• What you have to do
Select every line below containing the word "name".

——

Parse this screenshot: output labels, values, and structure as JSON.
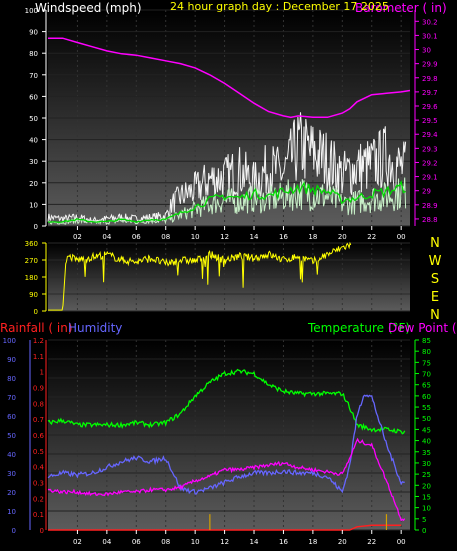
{
  "header": {
    "wind_label": "Windspeed (mph)",
    "date_label": "24 hour graph day : December 17 2025",
    "baro_label": "Barometer ( in)"
  },
  "compass": [
    "N",
    "W",
    "S",
    "E",
    "N"
  ],
  "bottom_labels": {
    "rain": "Rainfall ( in)",
    "humidity": "Humidity",
    "temp": "Temperature (°F)",
    "dew": "Dew Point (°F)"
  },
  "colors": {
    "wind_axis": "#ffffff",
    "baro": "#ff00ff",
    "gust": "#f4f4f4",
    "wind_avg": "#c8f0c8",
    "wind_green": "#00dd00",
    "direction": "#ffff00",
    "rain": "#ff2020",
    "humidity": "#6666ff",
    "temp": "#00ff00",
    "dew": "#ff00ff",
    "rain_rate": "#d4a000"
  },
  "chart_data": [
    {
      "type": "line",
      "title": "24 hour graph day : December 17 2025",
      "x_tick_labels": [
        "02",
        "04",
        "06",
        "08",
        "10",
        "12",
        "14",
        "16",
        "18",
        "20",
        "22",
        "00"
      ],
      "x_hours": [
        2,
        4,
        6,
        8,
        10,
        12,
        14,
        16,
        18,
        20,
        22,
        24
      ],
      "xlim": [
        0,
        24.6
      ],
      "y_left": {
        "label": "Windspeed (mph)",
        "ticks": [
          0,
          10,
          20,
          30,
          40,
          50,
          60,
          70,
          80,
          90,
          100
        ],
        "ylim": [
          0,
          100
        ]
      },
      "y_right": {
        "label": "Barometer ( in)",
        "ticks": [
          28.8,
          28.9,
          29.0,
          29.1,
          29.2,
          29.3,
          29.4,
          29.5,
          29.6,
          29.7,
          29.8,
          29.9,
          30.0,
          30.1,
          30.2
        ],
        "tick_labels": [
          "28.8",
          "28.9",
          "29",
          "29.1",
          "29.2",
          "29.3",
          "29.4",
          "29.5",
          "29.6",
          "29.7",
          "29.8",
          "29.9",
          "30",
          "30.1",
          "30.2"
        ],
        "ylim": [
          28.75,
          30.28
        ]
      },
      "series": [
        {
          "name": "Barometer",
          "axis": "right",
          "x": [
            0,
            1,
            2,
            3,
            4,
            5,
            6,
            7,
            8,
            9,
            10,
            11,
            12,
            13,
            14,
            15,
            16,
            16.5,
            17,
            18,
            19,
            20,
            20.5,
            21,
            22,
            23,
            24,
            24.6
          ],
          "y": [
            30.08,
            30.08,
            30.05,
            30.02,
            29.99,
            29.97,
            29.96,
            29.94,
            29.92,
            29.9,
            29.87,
            29.82,
            29.76,
            29.69,
            29.62,
            29.56,
            29.53,
            29.52,
            29.53,
            29.52,
            29.52,
            29.55,
            29.58,
            29.63,
            29.68,
            29.69,
            29.7,
            29.71
          ]
        },
        {
          "name": "Wind gust",
          "axis": "left",
          "x": [
            0,
            1,
            2,
            3,
            4,
            5,
            6,
            7,
            8,
            8.5,
            9,
            10,
            11,
            12,
            13,
            14,
            15,
            16,
            17,
            18,
            19,
            20,
            21,
            22,
            23,
            24
          ],
          "y": [
            6,
            5,
            6,
            4,
            5,
            6,
            5,
            6,
            7,
            16,
            20,
            25,
            32,
            33,
            38,
            30,
            40,
            36,
            55,
            50,
            45,
            35,
            40,
            42,
            48,
            40
          ]
        },
        {
          "name": "Wind average",
          "axis": "left",
          "x": [
            0,
            1,
            2,
            3,
            4,
            5,
            6,
            7,
            8,
            9,
            10,
            11,
            12,
            13,
            14,
            15,
            16,
            17,
            18,
            19,
            20,
            21,
            22,
            23,
            24
          ],
          "y": [
            2,
            2,
            3,
            2,
            2,
            3,
            2,
            3,
            3,
            6,
            9,
            12,
            14,
            13,
            15,
            14,
            16,
            18,
            17,
            16,
            12,
            13,
            15,
            16,
            18
          ]
        }
      ]
    },
    {
      "type": "line",
      "y_left": {
        "ticks": [
          0,
          90,
          180,
          270,
          360
        ],
        "ylim": [
          0,
          360
        ]
      },
      "right_labels": [
        "N",
        "W",
        "S",
        "E",
        "N"
      ],
      "x_tick_labels": [],
      "series": [
        {
          "name": "Wind direction",
          "axis": "left",
          "x": [
            0,
            0.5,
            1,
            1.2,
            1.4,
            2,
            3,
            4,
            5,
            6,
            7,
            8,
            9,
            10,
            11,
            12,
            13,
            14,
            15,
            16,
            17,
            18,
            19,
            20,
            20.5
          ],
          "y": [
            5,
            5,
            5,
            250,
            290,
            270,
            285,
            300,
            270,
            260,
            280,
            250,
            270,
            265,
            300,
            270,
            290,
            280,
            300,
            270,
            290,
            260,
            300,
            335,
            350
          ]
        }
      ]
    },
    {
      "type": "line",
      "x_tick_labels": [
        "02",
        "04",
        "06",
        "08",
        "10",
        "12",
        "14",
        "16",
        "18",
        "20",
        "22",
        "00"
      ],
      "x_hours": [
        2,
        4,
        6,
        8,
        10,
        12,
        14,
        16,
        18,
        20,
        22,
        24
      ],
      "y_humidity": {
        "label": "Humidity",
        "ticks": [
          0,
          10,
          20,
          30,
          40,
          50,
          60,
          70,
          80,
          90,
          100
        ],
        "ylim": [
          0,
          100
        ]
      },
      "y_rain": {
        "label": "Rainfall ( in)",
        "ticks": [
          0,
          0.1,
          0.2,
          0.3,
          0.4,
          0.5,
          0.6,
          0.7,
          0.8,
          0.9,
          1,
          1.1,
          1.2
        ],
        "ylim": [
          0,
          1.2
        ]
      },
      "y_temp": {
        "label": "Temperature (°F)",
        "ticks": [
          0,
          5,
          10,
          15,
          20,
          25,
          30,
          35,
          40,
          45,
          50,
          55,
          60,
          65,
          70,
          75,
          80,
          85
        ],
        "ylim": [
          0,
          85
        ]
      },
      "series": [
        {
          "name": "Temperature",
          "axis": "temp",
          "x": [
            0,
            1,
            2,
            3,
            4,
            5,
            6,
            7,
            8,
            9,
            10,
            11,
            12,
            13,
            14,
            15,
            16,
            17,
            18,
            19,
            20,
            20.5,
            21,
            22,
            23,
            24
          ],
          "y": [
            48,
            49,
            47,
            47,
            47,
            47,
            48,
            47,
            48,
            52,
            60,
            66,
            70,
            71,
            70,
            65,
            62,
            61,
            61,
            61,
            61,
            55,
            47,
            45,
            45,
            44
          ]
        },
        {
          "name": "Humidity",
          "axis": "humidity",
          "x": [
            0,
            1,
            2,
            3,
            4,
            5,
            6,
            7,
            8,
            9,
            10,
            11,
            12,
            13,
            14,
            15,
            16,
            17,
            18,
            19,
            20,
            20.5,
            21,
            21.5,
            22,
            23,
            24
          ],
          "y": [
            28,
            30,
            29,
            30,
            33,
            36,
            38,
            36,
            38,
            22,
            20,
            22,
            25,
            28,
            30,
            30,
            31,
            30,
            30,
            28,
            20,
            34,
            60,
            72,
            70,
            45,
            25
          ]
        },
        {
          "name": "Dew Point",
          "axis": "temp",
          "x": [
            0,
            1,
            2,
            3,
            4,
            5,
            6,
            7,
            8,
            9,
            10,
            11,
            12,
            13,
            14,
            15,
            16,
            17,
            18,
            19,
            20,
            20.5,
            21,
            22,
            23,
            24
          ],
          "y": [
            18,
            17,
            17,
            16,
            16,
            17,
            17,
            18,
            18,
            19,
            22,
            24,
            27,
            27,
            28,
            29,
            30,
            28,
            27,
            26,
            25,
            32,
            40,
            38,
            22,
            5
          ]
        },
        {
          "name": "Rainfall",
          "axis": "rain",
          "x": [
            0,
            20.5,
            21,
            22,
            23,
            24
          ],
          "y": [
            0,
            0,
            0.02,
            0.03,
            0.03,
            0.03
          ]
        },
        {
          "name": "Rain rate",
          "axis": "rain",
          "x": [
            11,
            23
          ],
          "y": [
            0.1,
            0.1
          ]
        }
      ]
    }
  ]
}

——

• Response for this exercise
          "name": "Barometer",
          "name": "Wind gust",
          "name": "Wind average",
          "name": "Wind direction",
          "name": "Temperature",
          "name": "Humidity",
          "name": "Dew Point",
          "name": "Rainfall",
          "name": "Rain rate",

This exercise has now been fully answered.